** Start Records shown **
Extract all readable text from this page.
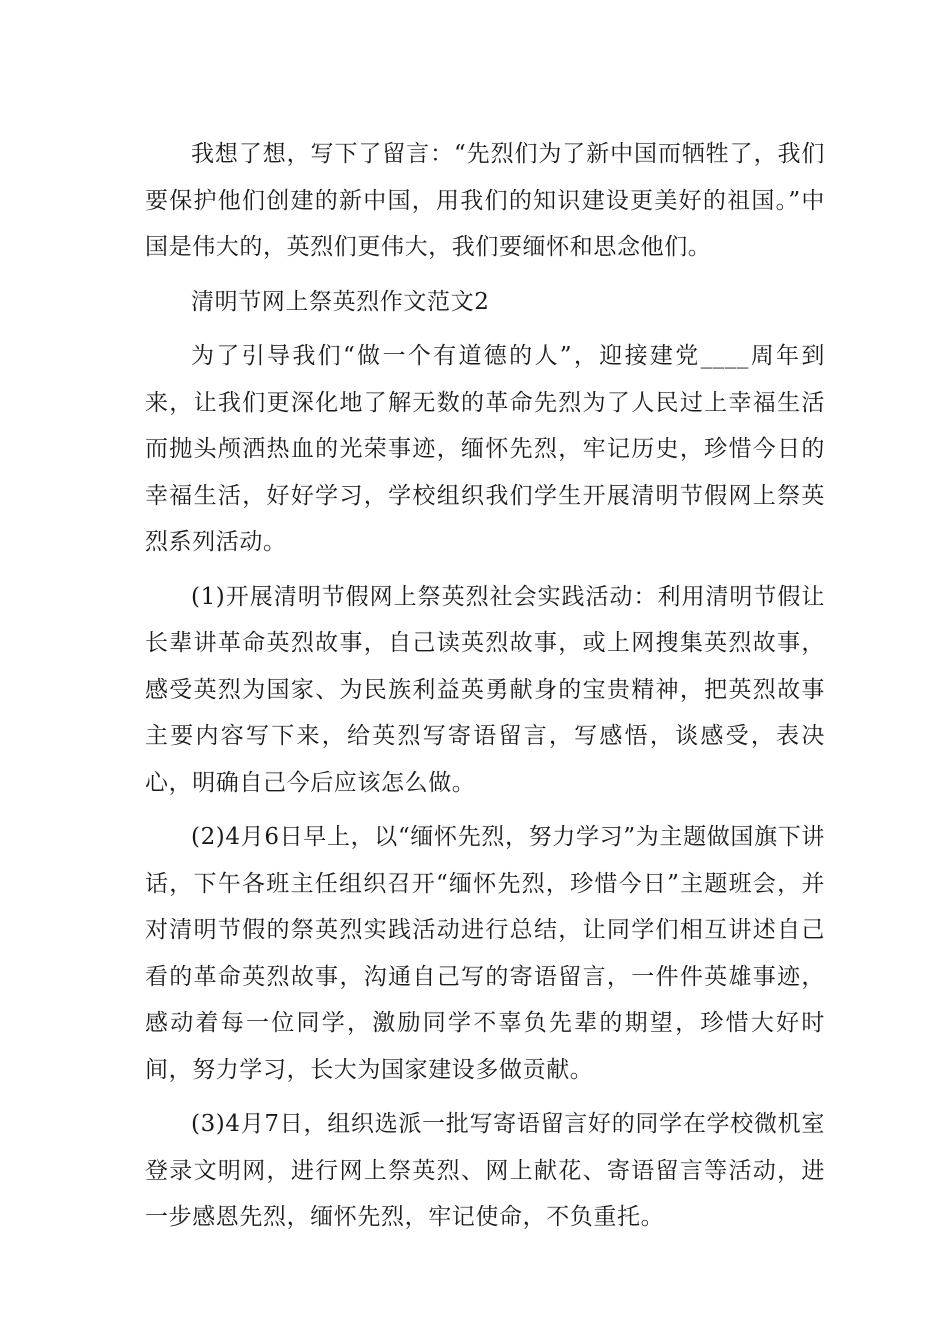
我想了想，写下了留言：“先烈们为了新中国而牺牲了，我们要保护他们创建的新中国，用我们的知识建设更美好的祖国。”中国是伟大的，英烈们更伟大，我们要缅怀和思念他们。

清明节网上祭英烈作文范文2

为了引导我们“做一个有道德的人”，迎接建党____周年到来，让我们更深化地了解无数的革命先烈为了人民过上幸福生活而抛头颅洒热血的光荣事迹，缅怀先烈，牢记历史，珍惜今日的幸福生活，好好学习，学校组织我们学生开展清明节假网上祭英烈系列活动。

(1)开展清明节假网上祭英烈社会实践活动：利用清明节假让长辈讲革命英烈故事，自己读英烈故事，或上网搜集英烈故事，感受英烈为国家、为民族利益英勇献身的宝贵精神，把英烈故事主要内容写下来，给英烈写寄语留言，写感悟，谈感受，表决心，明确自己今后应该怎么做。

(2)4月6日早上，以“缅怀先烈，努力学习”为主题做国旗下讲话，下午各班主任组织召开“缅怀先烈，珍惜今日”主题班会，并对清明节假的祭英烈实践活动进行总结，让同学们相互讲述自己看的革命英烈故事，沟通自己写的寄语留言，一件件英雄事迹，感动着每一位同学，激励同学不辜负先辈的期望，珍惜大好时间，努力学习，长大为国家建设多做贡献。

(3)4月7日，组织选派一批写寄语留言好的同学在学校微机室登录文明网，进行网上祭英烈、网上献花、寄语留言等活动，进一步感恩先烈，缅怀先烈，牢记使命，不负重托。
** End Records shown **
_Request_: Transcribe the records above exactly as they appear, leaving out any pictures.

_Reply to the task_:
Extract all readable text from this page.
我想了想，写下了留言：“先烈们为了新中国而牺牲了，我们要保护他们创建的新中国，用我们的知识建设更美好的祖国。”中国是伟大的，英烈们更伟大，我们要缅怀和思念他们。

清明节网上祭英烈作文范文2

为了引导我们“做一个有道德的人”，迎接建党____周年到来，让我们更深化地了解无数的革命先烈为了人民过上幸福生活而抛头颅洒热血的光荣事迹，缅怀先烈，牢记历史，珍惜今日的幸福生活，好好学习，学校组织我们学生开展清明节假网上祭英烈系列活动。

(1)开展清明节假网上祭英烈社会实践活动：利用清明节假让长辈讲革命英烈故事，自己读英烈故事，或上网搜集英烈故事，感受英烈为国家、为民族利益英勇献身的宝贵精神，把英烈故事主要内容写下来，给英烈写寄语留言，写感悟，谈感受，表决心，明确自己今后应该怎么做。

(2)4月6日早上，以“缅怀先烈，努力学习”为主题做国旗下讲话，下午各班主任组织召开“缅怀先烈，珍惜今日”主题班会，并对清明节假的祭英烈实践活动进行总结，让同学们相互讲述自己看的革命英烈故事，沟通自己写的寄语留言，一件件英雄事迹，感动着每一位同学，激励同学不辜负先辈的期望，珍惜大好时间，努力学习，长大为国家建设多做贡献。

(3)4月7日，组织选派一批写寄语留言好的同学在学校微机室登录文明网，进行网上祭英烈、网上献花、寄语留言等活动，进一步感恩先烈，缅怀先烈，牢记使命，不负重托。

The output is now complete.